* **GIVEN PASSAGE**

----

The first layer of AlexNet is used as an example to illustrate the execution flow [Fig. 7(b)]. The input feature maps to this layer is  $224 \times 244 \times 3 \times 1$ , representing the image width, height, RGB channels, and mini-batch size, respectively. The Convolutional kernel size is  $3 \times 11 \times 11 \times 96$ , corresponding to the number of input channels, kernel width/height, and output channels, respectively. The microprocessor calculates how many memory subarrays are required to perform the computation. Assuming the memory subarray size is 256 × 256, each set of the convolution kernel (i.e.,  $3 \times 11 \times 11$ ) contains 363 weight parameters, and thus,  $\lceil 363/256 \rceil = 2$ crossbar arrays to perform the dot-production for one kernel. Further, kernels can be padded horizontally to achieve parallelism. Since there are 96 kernels, in total, we need  $96 \times 8 \div 256 \times 2 = 6$  memory subarrays, given that each element is an 8-bit number (256 devices in a row can hold 32 8-bit numbers). Then, the microprocessor will wrap the received data into discrete packets (the first few bits of a packet contains the routing address) and dispatch them to the target memory subarray locations via H-NoC. After the computing is done, the results are collected back and sent to the activation/pooling function units through the system bus.

Eventually, the output feature maps are generated and stored in the memory for temporary storage since they will be used as inputs for the next layer. Preferably, these data are stored in on-chip memory if there is available space;



FIGURE 7. Chip-scale architecture of the FeFET-based PIM design. (a) System architecture. (b) and (c) Execution flow.

alternatively, if all the on-chip memory subarrays are programmed with weights, the microprocessor will offload the temporary data off-chip. Typically, a single layer parameter size is less than 2 MB, and the offload of temporary data rarely happens for our benchmark CNNs and RNNs.

#### C. SOFTWARE/HARDWARE INTERFACE

A software/hardware interface is designed to bridge the gap between the software and hardware, letting users easily deploy their applications without specific hardware knowledge. As shown in Fig. 7(c), the runtime system takes DNN definition file (as well as a pretrained model if available) as input, sets the computing model and running precision, and performs layer-wise interpretation to translate the high-level DNN model definition to the instructions that we developed for the proposed system. There are three types of instructions: control, layers, and parameter specification. Instructions are 64 bit with the first 6 bit as Opcode. Control instructions are used to define computing precision, set running mode (only inference available now, supporting training is our future work) and write address register. Layer instructions define the layer and where the weight and activation should be fetched from. Parameter specification instructions are always attached to the layer instructions, specifying more information about the layer defined by the previous instruction. For example, to define the computation of a convolutional layer, we need two instructions, one for layer specification which defines the layer type and where we should read the weight and input from (i.e., weight and input address); the other one defines the convolutional kernel size, inputoutput feature map depths, etc. Details about the instructional design and more examples are available as supplementary materials.

----

* **STATED EXERCISE A**
Translate this sentence from the passage on the FeFET-based processing-in-memory design into Spanish: "There are three types of instructions: control, layers, and parameter specification."
* **STATED EXERCISE B**
Pick up the passage on the FeFET-based processing-in-memory design right after its last sentence and write what follows.
The material placed after this note was taken from a separate source and is unrelated to the passage.

* **DATA EXCERPT**
----

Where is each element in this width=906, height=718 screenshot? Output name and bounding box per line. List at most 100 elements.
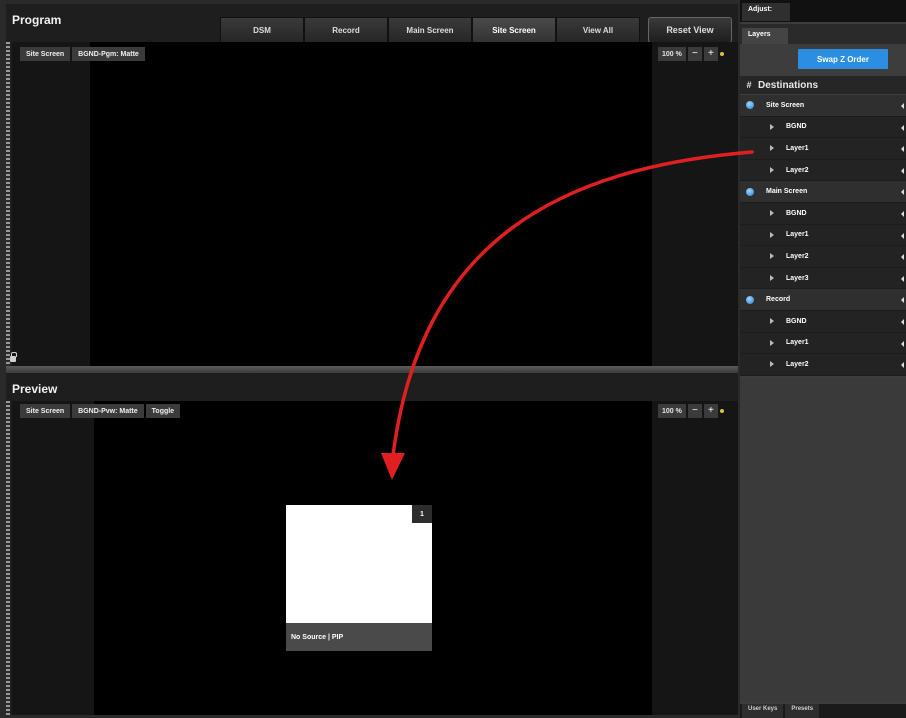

----

* **EXERCISE RESPONSE A**
Hay tres tipos de instrucciones: de control, de capas y de especificación de parámetros.

* **EXERCISE RESPONSE B**
#### **VII. SIMULATION RESULTS**

#### A. PROTOTYPE DESIGN

The prototype design contains 2048 VMM engines organized with six levels H-NoC. Each VMM engine contains a 256  $\times$  256 FeFET memory crossbar together with the peripheral circuitry. In addition, at the system level, we implemented several functional blocks, such as multiplier/adder arrays,

Design specification for the prototype implementation

| besign specification for the prototype implementation |                                                       |                                          |  |  |  |  |  |  |  |
|-------------------------------------------------------|-------------------------------------------------------|------------------------------------------|--|--|--|--|--|--|--|
| Configurations                                        | Config 1<br>(SA+counter based<br>TDC)                 | Config 2<br>(row-by-row<br>accumulation) |  |  |  |  |  |  |  |
| Computing domain                                      | Mixed signal                                          | Digital                                  |  |  |  |  |  |  |  |
| # of VMM engine<br>(memory capacity)                  | 2048 256x256 FeFET crossbar (16 MB)                   |                                          |  |  |  |  |  |  |  |
| Peak throughput                                       | 16.38 TOPs<br>(@ clk_mem: 2 GHz with 8-bit precision) |                                          |  |  |  |  |  |  |  |
| DRAM bandwidth                                        | 512 GB/s                                              |                                          |  |  |  |  |  |  |  |
| VMM power *                                           | 5.8 mW                                                |                                          |  |  |  |  |  |  |  |
| System power                                          | 18.2 W                                                |                                          |  |  |  |  |  |  |  |
| Technology                                            | 28 nm CMOS                                            |                                          |  |  |  |  |  |  |  |



<sup>\*</sup> For config 1, we ignore the power for reference voltage generation.

FIGURE 8. Design specification for the prototype implementation and the layout view for one VMM engine. Two configurations share the same circuit implementation.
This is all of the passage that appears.